- TO BE DONE:
Repeat every entry word for word, but leave the images out of your copy.

========================================================================

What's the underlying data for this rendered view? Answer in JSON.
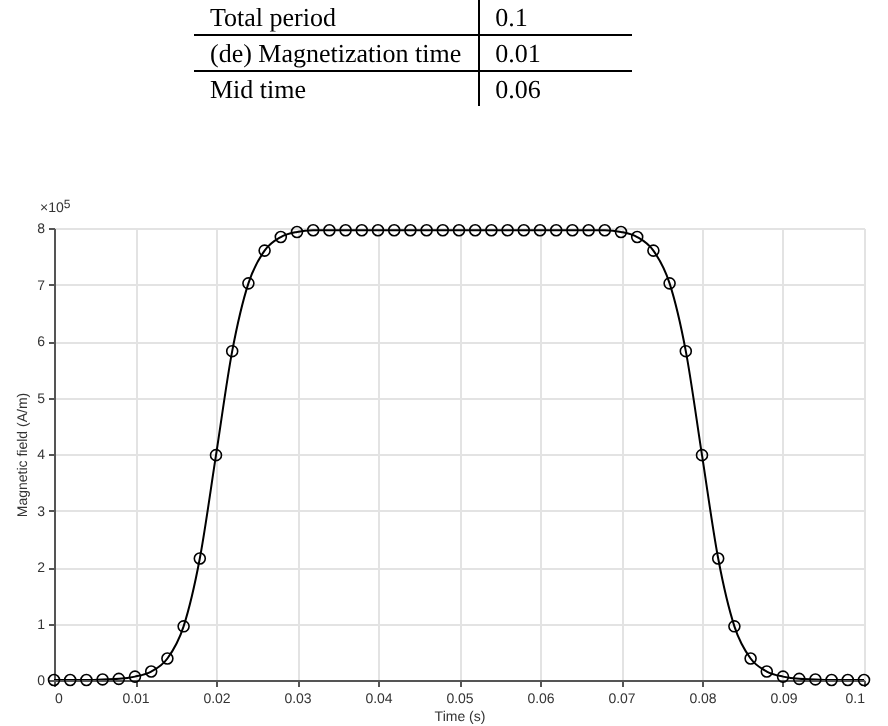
{
  "chart_data": {
    "type": "line",
    "xlabel": "Time (s)",
    "ylabel": "Magnetic field (A/m)",
    "annotations": [
      "Total period",
      "0.1",
      "(de) Magnetization time",
      "0.01",
      "Mid time",
      "0.06",
      "×10$^{5}$"
    ],
    "x": [
      0,
      0.002,
      0.004,
      0.006,
      0.008,
      0.01,
      0.012,
      0.014,
      0.016,
      0.018,
      0.02,
      0.022,
      0.024,
      0.026,
      0.028,
      0.03,
      0.032,
      0.034,
      0.036,
      0.038,
      0.04,
      0.042,
      0.044,
      0.046,
      0.048,
      0.05,
      0.052,
      0.054,
      0.056,
      0.058,
      0.06,
      0.062,
      0.064,
      0.066,
      0.068,
      0.07,
      0.072,
      0.074,
      0.076,
      0.078,
      0.08,
      0.082,
      0.084,
      0.086,
      0.088,
      0.09,
      0.092,
      0.094,
      0.096,
      0.098,
      0.1
    ],
    "series": [
      {
        "color": "#000000",
        "values": [
          0,
          0,
          0,
          0.01,
          0.02,
          0.06,
          0.15,
          0.38,
          0.95,
          2.15,
          3.98,
          5.82,
          7.02,
          7.6,
          7.84,
          7.93,
          7.96,
          7.96,
          7.96,
          7.96,
          7.96,
          7.96,
          7.96,
          7.96,
          7.96,
          7.96,
          7.96,
          7.96,
          7.96,
          7.96,
          7.96,
          7.96,
          7.96,
          7.96,
          7.96,
          7.93,
          7.84,
          7.6,
          7.02,
          5.82,
          3.98,
          2.15,
          0.95,
          0.38,
          0.15,
          0.06,
          0.02,
          0.01,
          0,
          0,
          0
        ]
      }
    ],
    "xlim": [
      0,
      0.1
    ],
    "xticks": [
      0,
      0.01,
      0.02,
      0.03,
      0.04,
      0.05,
      0.06,
      0.07,
      0.08,
      0.09,
      0.1
    ],
    "ylim": [
      0,
      8
    ],
    "yticks": [
      0,
      1,
      2,
      3,
      4,
      5,
      6,
      7,
      8
    ],
    "grid": true,
    "marker": "circle",
    "line_style": "solid"
  }
}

========================================================================

- RIGHT ANSWER:
What's the underlying data for this rendered view? Answer in JSON.
{
  "chart_data": {
    "type": "line",
    "xlabel": "Time (s)",
    "ylabel": "Magnetic field (A/m)",
    "annotations": [
      "Total period",
      "0.1",
      "(de) Magnetization time",
      "0.01",
      "Mid time",
      "0.06",
      "×10$^{5}$"
    ],
    "x": [
      0,
      0.002,
      0.004,
      0.006,
      0.008,
      0.01,
      0.012,
      0.014,
      0.016,
      0.018,
      0.02,
      0.022,
      0.024,
      0.026,
      0.028,
      0.03,
      0.032,
      0.034,
      0.036,
      0.038,
      0.04,
      0.042,
      0.044,
      0.046,
      0.048,
      0.05,
      0.052,
      0.054,
      0.056,
      0.058,
      0.06,
      0.062,
      0.064,
      0.066,
      0.068,
      0.07,
      0.072,
      0.074,
      0.076,
      0.078,
      0.08,
      0.082,
      0.084,
      0.086,
      0.088,
      0.09,
      0.092,
      0.094,
      0.096,
      0.098,
      0.1
    ],
    "series": [
      {
        "color": "#000000",
        "values": [
          0,
          0,
          0,
          0.01,
          0.02,
          0.06,
          0.15,
          0.38,
          0.95,
          2.15,
          3.98,
          5.82,
          7.02,
          7.6,
          7.84,
          7.93,
          7.96,
          7.96,
          7.96,
          7.96,
          7.96,
          7.96,
          7.96,
          7.96,
          7.96,
          7.96,
          7.96,
          7.96,
          7.96,
          7.96,
          7.96,
          7.96,
          7.96,
          7.96,
          7.96,
          7.93,
          7.84,
          7.6,
          7.02,
          5.82,
          3.98,
          2.15,
          0.95,
          0.38,
          0.15,
          0.06,
          0.02,
          0.01,
          0,
          0,
          0
        ]
      }
    ],
    "xlim": [
      0,
      0.1
    ],
    "xticks": [
      0,
      0.01,
      0.02,
      0.03,
      0.04,
      0.05,
      0.06,
      0.07,
      0.08,
      0.09,
      0.1
    ],
    "ylim": [
      0,
      8
    ],
    "yticks": [
      0,
      1,
      2,
      3,
      4,
      5,
      6,
      7,
      8
    ],
    "grid": true,
    "marker": "circle",
    "line_style": "solid"
  }
}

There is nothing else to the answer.